# [AIM]
Copy the material that follows word for word and omit its pictures.

Figure data in JSON
□ □ □ □ □ □ □

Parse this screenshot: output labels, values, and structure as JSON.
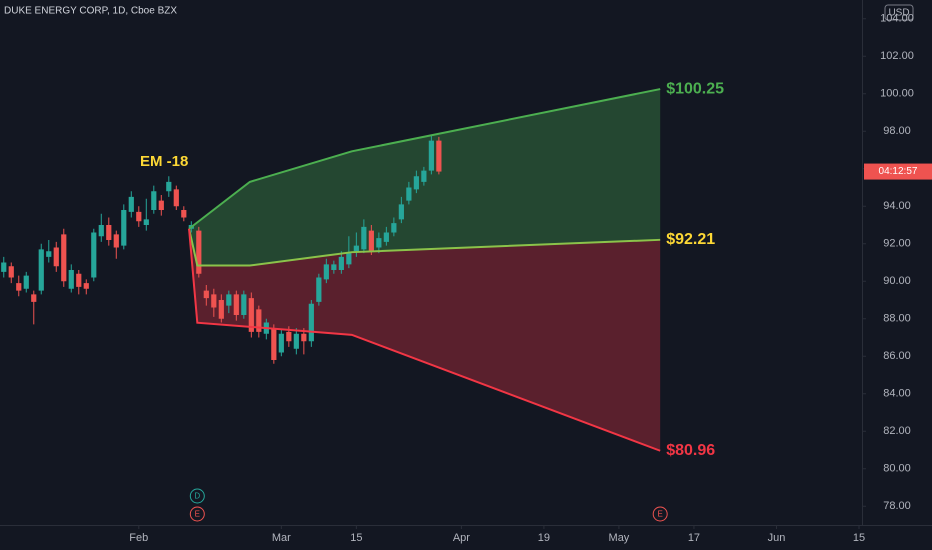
{
  "chart_data": {
    "type": "candlestick",
    "title": "DUKE ENERGY CORP, 1D, Cboe BZX",
    "currency": "USD",
    "annotation": "EM -18",
    "countdown": "04:12:57",
    "up_color": "#26a69a",
    "down_color": "#ef5350",
    "open": [
      90.5,
      90.8,
      89.9,
      89.6,
      89.3,
      89.5,
      91.3,
      91.8,
      92.5,
      89.6,
      90.4,
      89.9,
      90.2,
      92.4,
      93.0,
      92.5,
      91.9,
      93.7,
      93.7,
      93.0,
      93.8,
      94.3,
      94.8,
      94.9,
      93.8,
      92.8,
      92.7,
      89.5,
      89.3,
      89.0,
      88.7,
      89.3,
      88.2,
      89.1,
      88.5,
      87.2,
      87.5,
      86.2,
      87.3,
      86.4,
      87.2,
      86.8,
      88.9,
      90.1,
      90.6,
      90.6,
      90.9,
      91.6,
      91.7,
      92.7,
      91.8,
      92.1,
      92.6,
      93.3,
      94.3,
      94.9,
      95.3,
      95.9,
      97.5
    ],
    "high": [
      91.3,
      91.0,
      90.3,
      90.5,
      89.5,
      92.0,
      92.2,
      92.1,
      92.8,
      90.9,
      90.6,
      90.1,
      92.8,
      93.6,
      93.4,
      92.7,
      94.1,
      94.8,
      94.0,
      94.4,
      95.1,
      94.6,
      95.6,
      95.1,
      94.0,
      93.2,
      92.9,
      89.8,
      89.6,
      89.3,
      89.5,
      89.5,
      89.5,
      89.4,
      88.7,
      88.0,
      87.7,
      87.4,
      87.6,
      87.5,
      87.5,
      89.0,
      90.4,
      91.2,
      91.1,
      91.6,
      92.4,
      92.6,
      93.3,
      93.0,
      92.6,
      92.9,
      93.4,
      94.5,
      95.3,
      95.9,
      96.1,
      97.8,
      97.7
    ],
    "low": [
      90.2,
      89.9,
      89.2,
      89.4,
      87.7,
      89.3,
      91.0,
      90.5,
      89.7,
      89.4,
      89.3,
      89.3,
      90.0,
      92.1,
      91.9,
      91.2,
      91.7,
      93.4,
      92.9,
      92.7,
      93.6,
      93.5,
      94.5,
      93.8,
      93.2,
      92.6,
      90.2,
      88.7,
      88.1,
      87.8,
      88.3,
      87.9,
      88.0,
      87.0,
      87.0,
      86.9,
      85.6,
      86.0,
      86.5,
      86.1,
      86.1,
      86.5,
      88.7,
      89.9,
      90.4,
      90.4,
      90.7,
      91.3,
      91.5,
      91.4,
      91.5,
      91.9,
      92.4,
      93.1,
      94.1,
      94.7,
      95.1,
      95.7,
      95.7
    ],
    "close": [
      91.0,
      90.2,
      89.5,
      90.3,
      88.9,
      91.7,
      91.6,
      90.8,
      90.0,
      90.6,
      89.7,
      89.6,
      92.6,
      93.0,
      92.2,
      91.8,
      93.8,
      94.5,
      93.2,
      93.3,
      94.8,
      93.8,
      95.3,
      94.0,
      93.4,
      93.0,
      90.4,
      89.1,
      88.6,
      88.0,
      89.3,
      88.2,
      89.3,
      87.3,
      87.3,
      87.8,
      85.8,
      87.2,
      86.8,
      87.2,
      86.8,
      88.8,
      90.2,
      90.9,
      90.9,
      91.3,
      91.5,
      91.9,
      92.9,
      91.6,
      92.3,
      92.6,
      93.1,
      94.1,
      95.0,
      95.6,
      95.9,
      97.5,
      95.85
    ],
    "series": [
      {
        "color": "#4caf50",
        "x": [
          24.7,
          32.8,
          46.4,
          87.5
        ],
        "values": [
          92.8,
          95.3,
          96.93,
          100.25
        ],
        "end_label": "$100.25"
      },
      {
        "color": "#8bc34a",
        "x": [
          24.7,
          25.8,
          32.8,
          46.4,
          87.5
        ],
        "values": [
          92.8,
          90.84,
          90.84,
          91.55,
          92.21
        ],
        "end_label": "$92.21"
      },
      {
        "color": "#f23645",
        "x": [
          24.7,
          25.8,
          46.4,
          87.5
        ],
        "values": [
          92.8,
          87.79,
          87.14,
          80.96
        ],
        "end_label": "$80.96"
      }
    ],
    "events": [
      {
        "x": 25.8,
        "label": "D"
      },
      {
        "x": 25.8,
        "label": "E"
      },
      {
        "x": 87.5,
        "label": "E"
      }
    ],
    "xlim": [
      -0.5,
      114.4
    ],
    "xticks": [
      {
        "value": 18,
        "label": "Feb"
      },
      {
        "value": 37,
        "label": "Mar"
      },
      {
        "value": 47,
        "label": "15"
      },
      {
        "value": 61,
        "label": "Apr"
      },
      {
        "value": 72,
        "label": "19"
      },
      {
        "value": 82,
        "label": "May"
      },
      {
        "value": 92,
        "label": "17"
      },
      {
        "value": 103,
        "label": "Jun"
      },
      {
        "value": 114,
        "label": "15"
      }
    ],
    "ylim": [
      77,
      105
    ],
    "yticks": [
      {
        "value": 78,
        "label": "78.00"
      },
      {
        "value": 80,
        "label": "80.00"
      },
      {
        "value": 82,
        "label": "82.00"
      },
      {
        "value": 84,
        "label": "84.00"
      },
      {
        "value": 86,
        "label": "86.00"
      },
      {
        "value": 88,
        "label": "88.00"
      },
      {
        "value": 90,
        "label": "90.00"
      },
      {
        "value": 92,
        "label": "92.00"
      },
      {
        "value": 94,
        "label": "94.00"
      },
      {
        "value": 96,
        "label": "96.00"
      },
      {
        "value": 98,
        "label": "98.00"
      },
      {
        "value": 100,
        "label": "100.00"
      },
      {
        "value": 102,
        "label": "102.00"
      },
      {
        "value": 104,
        "label": "104.00"
      }
    ]
  }
}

□ □ □ □ □ □ □

# [SOLUTION FOR THIS EXERCISE]
Parse this screenshot: output labels, values, and structure as JSON.
{
  "chart_data": {
    "type": "candlestick",
    "title": "DUKE ENERGY CORP, 1D, Cboe BZX",
    "currency": "USD",
    "annotation": "EM -18",
    "countdown": "04:12:57",
    "up_color": "#26a69a",
    "down_color": "#ef5350",
    "open": [
      90.5,
      90.8,
      89.9,
      89.6,
      89.3,
      89.5,
      91.3,
      91.8,
      92.5,
      89.6,
      90.4,
      89.9,
      90.2,
      92.4,
      93.0,
      92.5,
      91.9,
      93.7,
      93.7,
      93.0,
      93.8,
      94.3,
      94.8,
      94.9,
      93.8,
      92.8,
      92.7,
      89.5,
      89.3,
      89.0,
      88.7,
      89.3,
      88.2,
      89.1,
      88.5,
      87.2,
      87.5,
      86.2,
      87.3,
      86.4,
      87.2,
      86.8,
      88.9,
      90.1,
      90.6,
      90.6,
      90.9,
      91.6,
      91.7,
      92.7,
      91.8,
      92.1,
      92.6,
      93.3,
      94.3,
      94.9,
      95.3,
      95.9,
      97.5
    ],
    "high": [
      91.3,
      91.0,
      90.3,
      90.5,
      89.5,
      92.0,
      92.2,
      92.1,
      92.8,
      90.9,
      90.6,
      90.1,
      92.8,
      93.6,
      93.4,
      92.7,
      94.1,
      94.8,
      94.0,
      94.4,
      95.1,
      94.6,
      95.6,
      95.1,
      94.0,
      93.2,
      92.9,
      89.8,
      89.6,
      89.3,
      89.5,
      89.5,
      89.5,
      89.4,
      88.7,
      88.0,
      87.7,
      87.4,
      87.6,
      87.5,
      87.5,
      89.0,
      90.4,
      91.2,
      91.1,
      91.6,
      92.4,
      92.6,
      93.3,
      93.0,
      92.6,
      92.9,
      93.4,
      94.5,
      95.3,
      95.9,
      96.1,
      97.8,
      97.7
    ],
    "low": [
      90.2,
      89.9,
      89.2,
      89.4,
      87.7,
      89.3,
      91.0,
      90.5,
      89.7,
      89.4,
      89.3,
      89.3,
      90.0,
      92.1,
      91.9,
      91.2,
      91.7,
      93.4,
      92.9,
      92.7,
      93.6,
      93.5,
      94.5,
      93.8,
      93.2,
      92.6,
      90.2,
      88.7,
      88.1,
      87.8,
      88.3,
      87.9,
      88.0,
      87.0,
      87.0,
      86.9,
      85.6,
      86.0,
      86.5,
      86.1,
      86.1,
      86.5,
      88.7,
      89.9,
      90.4,
      90.4,
      90.7,
      91.3,
      91.5,
      91.4,
      91.5,
      91.9,
      92.4,
      93.1,
      94.1,
      94.7,
      95.1,
      95.7,
      95.7
    ],
    "close": [
      91.0,
      90.2,
      89.5,
      90.3,
      88.9,
      91.7,
      91.6,
      90.8,
      90.0,
      90.6,
      89.7,
      89.6,
      92.6,
      93.0,
      92.2,
      91.8,
      93.8,
      94.5,
      93.2,
      93.3,
      94.8,
      93.8,
      95.3,
      94.0,
      93.4,
      93.0,
      90.4,
      89.1,
      88.6,
      88.0,
      89.3,
      88.2,
      89.3,
      87.3,
      87.3,
      87.8,
      85.8,
      87.2,
      86.8,
      87.2,
      86.8,
      88.8,
      90.2,
      90.9,
      90.9,
      91.3,
      91.5,
      91.9,
      92.9,
      91.6,
      92.3,
      92.6,
      93.1,
      94.1,
      95.0,
      95.6,
      95.9,
      97.5,
      95.85
    ],
    "series": [
      {
        "color": "#4caf50",
        "x": [
          24.7,
          32.8,
          46.4,
          87.5
        ],
        "values": [
          92.8,
          95.3,
          96.93,
          100.25
        ],
        "end_label": "$100.25"
      },
      {
        "color": "#8bc34a",
        "x": [
          24.7,
          25.8,
          32.8,
          46.4,
          87.5
        ],
        "values": [
          92.8,
          90.84,
          90.84,
          91.55,
          92.21
        ],
        "end_label": "$92.21"
      },
      {
        "color": "#f23645",
        "x": [
          24.7,
          25.8,
          46.4,
          87.5
        ],
        "values": [
          92.8,
          87.79,
          87.14,
          80.96
        ],
        "end_label": "$80.96"
      }
    ],
    "events": [
      {
        "x": 25.8,
        "label": "D"
      },
      {
        "x": 25.8,
        "label": "E"
      },
      {
        "x": 87.5,
        "label": "E"
      }
    ],
    "xlim": [
      -0.5,
      114.4
    ],
    "xticks": [
      {
        "value": 18,
        "label": "Feb"
      },
      {
        "value": 37,
        "label": "Mar"
      },
      {
        "value": 47,
        "label": "15"
      },
      {
        "value": 61,
        "label": "Apr"
      },
      {
        "value": 72,
        "label": "19"
      },
      {
        "value": 82,
        "label": "May"
      },
      {
        "value": 92,
        "label": "17"
      },
      {
        "value": 103,
        "label": "Jun"
      },
      {
        "value": 114,
        "label": "15"
      }
    ],
    "ylim": [
      77,
      105
    ],
    "yticks": [
      {
        "value": 78,
        "label": "78.00"
      },
      {
        "value": 80,
        "label": "80.00"
      },
      {
        "value": 82,
        "label": "82.00"
      },
      {
        "value": 84,
        "label": "84.00"
      },
      {
        "value": 86,
        "label": "86.00"
      },
      {
        "value": 88,
        "label": "88.00"
      },
      {
        "value": 90,
        "label": "90.00"
      },
      {
        "value": 92,
        "label": "92.00"
      },
      {
        "value": 94,
        "label": "94.00"
      },
      {
        "value": 96,
        "label": "96.00"
      },
      {
        "value": 98,
        "label": "98.00"
      },
      {
        "value": 100,
        "label": "100.00"
      },
      {
        "value": 102,
        "label": "102.00"
      },
      {
        "value": 104,
        "label": "104.00"
      }
    ]
  }
}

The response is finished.